What you are asked to do - Gather every line below where "source" appears.

Records shown -
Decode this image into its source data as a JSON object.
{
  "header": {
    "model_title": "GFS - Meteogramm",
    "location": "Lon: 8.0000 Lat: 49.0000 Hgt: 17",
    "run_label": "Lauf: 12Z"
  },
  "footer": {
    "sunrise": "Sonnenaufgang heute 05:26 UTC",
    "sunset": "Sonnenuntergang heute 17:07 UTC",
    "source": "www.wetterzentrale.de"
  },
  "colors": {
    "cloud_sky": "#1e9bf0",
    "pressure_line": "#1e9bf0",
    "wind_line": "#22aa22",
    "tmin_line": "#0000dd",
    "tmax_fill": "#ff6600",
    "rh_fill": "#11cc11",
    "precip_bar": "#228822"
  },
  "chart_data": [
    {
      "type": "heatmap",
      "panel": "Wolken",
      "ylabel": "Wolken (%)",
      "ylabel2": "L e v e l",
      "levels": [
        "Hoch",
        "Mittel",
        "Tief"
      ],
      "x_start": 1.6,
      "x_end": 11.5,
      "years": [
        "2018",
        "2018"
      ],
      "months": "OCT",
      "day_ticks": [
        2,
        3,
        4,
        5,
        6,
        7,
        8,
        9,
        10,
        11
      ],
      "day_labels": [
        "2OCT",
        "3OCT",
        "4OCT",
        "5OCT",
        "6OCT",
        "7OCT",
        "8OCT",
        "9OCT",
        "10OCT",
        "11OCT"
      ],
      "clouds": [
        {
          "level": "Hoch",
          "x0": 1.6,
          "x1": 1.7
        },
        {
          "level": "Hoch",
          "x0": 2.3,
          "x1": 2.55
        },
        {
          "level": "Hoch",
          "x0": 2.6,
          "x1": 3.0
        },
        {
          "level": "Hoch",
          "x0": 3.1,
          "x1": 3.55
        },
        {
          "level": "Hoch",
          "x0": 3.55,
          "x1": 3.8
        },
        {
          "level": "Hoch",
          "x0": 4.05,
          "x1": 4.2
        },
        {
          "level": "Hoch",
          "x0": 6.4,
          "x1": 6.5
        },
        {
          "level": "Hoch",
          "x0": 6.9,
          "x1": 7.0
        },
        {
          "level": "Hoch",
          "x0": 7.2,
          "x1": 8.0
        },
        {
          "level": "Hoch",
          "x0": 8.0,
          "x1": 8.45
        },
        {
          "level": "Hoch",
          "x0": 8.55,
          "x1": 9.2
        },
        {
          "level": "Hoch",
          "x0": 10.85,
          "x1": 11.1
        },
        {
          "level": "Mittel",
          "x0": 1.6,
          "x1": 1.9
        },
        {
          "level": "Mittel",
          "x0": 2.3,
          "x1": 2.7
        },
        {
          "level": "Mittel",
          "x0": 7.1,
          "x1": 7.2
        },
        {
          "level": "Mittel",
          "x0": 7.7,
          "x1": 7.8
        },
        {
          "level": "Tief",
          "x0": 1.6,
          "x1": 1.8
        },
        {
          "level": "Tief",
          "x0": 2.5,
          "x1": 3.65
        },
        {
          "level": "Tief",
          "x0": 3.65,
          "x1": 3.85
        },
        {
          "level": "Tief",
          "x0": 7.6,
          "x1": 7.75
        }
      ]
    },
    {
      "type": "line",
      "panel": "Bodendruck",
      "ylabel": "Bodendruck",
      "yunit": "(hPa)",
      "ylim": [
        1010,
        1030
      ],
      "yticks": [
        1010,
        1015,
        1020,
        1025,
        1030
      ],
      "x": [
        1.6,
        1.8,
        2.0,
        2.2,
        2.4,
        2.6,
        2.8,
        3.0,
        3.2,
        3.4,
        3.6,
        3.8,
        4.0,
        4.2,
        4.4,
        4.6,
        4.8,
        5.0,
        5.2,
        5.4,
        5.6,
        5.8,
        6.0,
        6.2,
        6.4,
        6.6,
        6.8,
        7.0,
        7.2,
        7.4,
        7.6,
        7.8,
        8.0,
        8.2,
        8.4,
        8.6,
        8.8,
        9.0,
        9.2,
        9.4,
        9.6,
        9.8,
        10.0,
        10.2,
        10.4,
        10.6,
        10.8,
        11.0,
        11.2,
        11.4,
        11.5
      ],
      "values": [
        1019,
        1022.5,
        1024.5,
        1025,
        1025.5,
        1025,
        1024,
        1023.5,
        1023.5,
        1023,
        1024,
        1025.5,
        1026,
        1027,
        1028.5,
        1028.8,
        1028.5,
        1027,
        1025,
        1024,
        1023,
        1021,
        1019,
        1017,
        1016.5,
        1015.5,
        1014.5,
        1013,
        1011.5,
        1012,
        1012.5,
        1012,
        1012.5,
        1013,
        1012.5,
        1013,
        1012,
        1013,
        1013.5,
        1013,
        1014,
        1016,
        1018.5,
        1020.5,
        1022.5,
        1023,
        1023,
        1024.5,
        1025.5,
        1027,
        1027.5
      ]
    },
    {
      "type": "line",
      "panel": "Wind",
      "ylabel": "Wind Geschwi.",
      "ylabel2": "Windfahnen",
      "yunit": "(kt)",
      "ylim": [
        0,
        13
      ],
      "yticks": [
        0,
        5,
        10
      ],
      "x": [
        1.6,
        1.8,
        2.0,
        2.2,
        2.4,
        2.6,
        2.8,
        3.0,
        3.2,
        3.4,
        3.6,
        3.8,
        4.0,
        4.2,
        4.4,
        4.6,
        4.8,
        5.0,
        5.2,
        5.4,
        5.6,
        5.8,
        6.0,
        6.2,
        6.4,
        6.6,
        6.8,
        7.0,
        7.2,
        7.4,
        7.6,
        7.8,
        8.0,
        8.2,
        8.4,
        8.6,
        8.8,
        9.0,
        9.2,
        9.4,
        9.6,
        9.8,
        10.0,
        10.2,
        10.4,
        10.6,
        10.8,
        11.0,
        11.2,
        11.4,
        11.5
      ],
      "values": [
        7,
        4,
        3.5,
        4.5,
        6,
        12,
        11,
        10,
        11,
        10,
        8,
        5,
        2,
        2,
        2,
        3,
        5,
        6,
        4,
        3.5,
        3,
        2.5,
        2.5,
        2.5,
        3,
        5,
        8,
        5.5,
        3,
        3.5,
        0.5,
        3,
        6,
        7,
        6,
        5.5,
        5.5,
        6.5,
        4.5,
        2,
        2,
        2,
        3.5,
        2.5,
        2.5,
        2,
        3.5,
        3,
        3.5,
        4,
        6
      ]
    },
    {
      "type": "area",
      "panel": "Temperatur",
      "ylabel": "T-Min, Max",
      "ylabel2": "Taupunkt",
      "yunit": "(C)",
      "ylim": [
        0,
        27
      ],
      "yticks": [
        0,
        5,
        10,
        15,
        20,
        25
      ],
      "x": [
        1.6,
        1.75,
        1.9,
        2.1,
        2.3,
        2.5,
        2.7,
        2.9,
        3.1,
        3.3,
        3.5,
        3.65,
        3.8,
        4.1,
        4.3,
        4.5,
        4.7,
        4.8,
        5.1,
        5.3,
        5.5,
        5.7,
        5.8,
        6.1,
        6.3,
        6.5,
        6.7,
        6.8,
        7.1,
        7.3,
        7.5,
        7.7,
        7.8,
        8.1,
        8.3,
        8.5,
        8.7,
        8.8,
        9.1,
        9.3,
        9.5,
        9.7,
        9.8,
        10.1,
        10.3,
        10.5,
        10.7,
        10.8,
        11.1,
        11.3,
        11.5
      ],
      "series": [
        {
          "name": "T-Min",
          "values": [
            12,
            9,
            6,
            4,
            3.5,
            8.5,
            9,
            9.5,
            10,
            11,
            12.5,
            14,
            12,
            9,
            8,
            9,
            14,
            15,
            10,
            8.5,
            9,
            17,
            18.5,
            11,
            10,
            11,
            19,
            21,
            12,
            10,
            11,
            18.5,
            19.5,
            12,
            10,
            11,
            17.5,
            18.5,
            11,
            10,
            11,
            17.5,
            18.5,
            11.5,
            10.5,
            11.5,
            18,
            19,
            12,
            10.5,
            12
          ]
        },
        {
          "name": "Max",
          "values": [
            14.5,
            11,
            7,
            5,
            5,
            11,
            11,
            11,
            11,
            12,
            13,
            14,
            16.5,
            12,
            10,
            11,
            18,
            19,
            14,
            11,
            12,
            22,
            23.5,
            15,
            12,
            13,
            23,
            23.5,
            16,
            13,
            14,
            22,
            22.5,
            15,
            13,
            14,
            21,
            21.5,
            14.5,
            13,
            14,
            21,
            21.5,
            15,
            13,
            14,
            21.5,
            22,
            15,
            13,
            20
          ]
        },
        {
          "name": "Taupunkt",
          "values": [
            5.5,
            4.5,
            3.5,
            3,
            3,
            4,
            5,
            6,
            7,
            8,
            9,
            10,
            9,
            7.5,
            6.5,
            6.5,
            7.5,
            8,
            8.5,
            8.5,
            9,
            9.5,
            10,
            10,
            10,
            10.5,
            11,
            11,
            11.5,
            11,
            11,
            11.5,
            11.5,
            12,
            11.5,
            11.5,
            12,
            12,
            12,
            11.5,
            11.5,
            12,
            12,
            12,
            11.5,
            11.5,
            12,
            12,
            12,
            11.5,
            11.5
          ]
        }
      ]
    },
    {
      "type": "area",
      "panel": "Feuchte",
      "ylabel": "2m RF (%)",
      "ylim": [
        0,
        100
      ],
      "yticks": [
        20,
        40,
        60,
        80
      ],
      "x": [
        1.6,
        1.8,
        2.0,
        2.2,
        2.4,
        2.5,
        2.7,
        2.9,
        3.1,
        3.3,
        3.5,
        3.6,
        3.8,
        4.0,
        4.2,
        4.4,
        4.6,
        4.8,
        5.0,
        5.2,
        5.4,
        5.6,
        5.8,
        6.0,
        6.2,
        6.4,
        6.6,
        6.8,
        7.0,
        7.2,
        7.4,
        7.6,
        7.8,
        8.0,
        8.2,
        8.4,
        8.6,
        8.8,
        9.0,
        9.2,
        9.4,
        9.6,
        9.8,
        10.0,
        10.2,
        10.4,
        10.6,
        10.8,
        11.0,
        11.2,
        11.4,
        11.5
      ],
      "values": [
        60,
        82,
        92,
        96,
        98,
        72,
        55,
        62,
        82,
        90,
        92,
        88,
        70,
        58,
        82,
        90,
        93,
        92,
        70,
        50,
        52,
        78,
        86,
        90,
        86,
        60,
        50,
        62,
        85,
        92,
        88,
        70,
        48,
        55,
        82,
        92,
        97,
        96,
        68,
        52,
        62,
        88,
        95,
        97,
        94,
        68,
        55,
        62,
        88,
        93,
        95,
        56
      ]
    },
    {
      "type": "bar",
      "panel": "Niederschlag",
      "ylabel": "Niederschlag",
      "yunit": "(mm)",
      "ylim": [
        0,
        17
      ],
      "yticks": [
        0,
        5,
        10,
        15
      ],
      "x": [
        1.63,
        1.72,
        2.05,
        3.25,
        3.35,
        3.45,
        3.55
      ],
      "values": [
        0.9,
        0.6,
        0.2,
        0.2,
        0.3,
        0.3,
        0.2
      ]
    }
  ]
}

Complete response -
Decode this image into its source data as a JSON object.
    "source": "www.wetterzentrale.de"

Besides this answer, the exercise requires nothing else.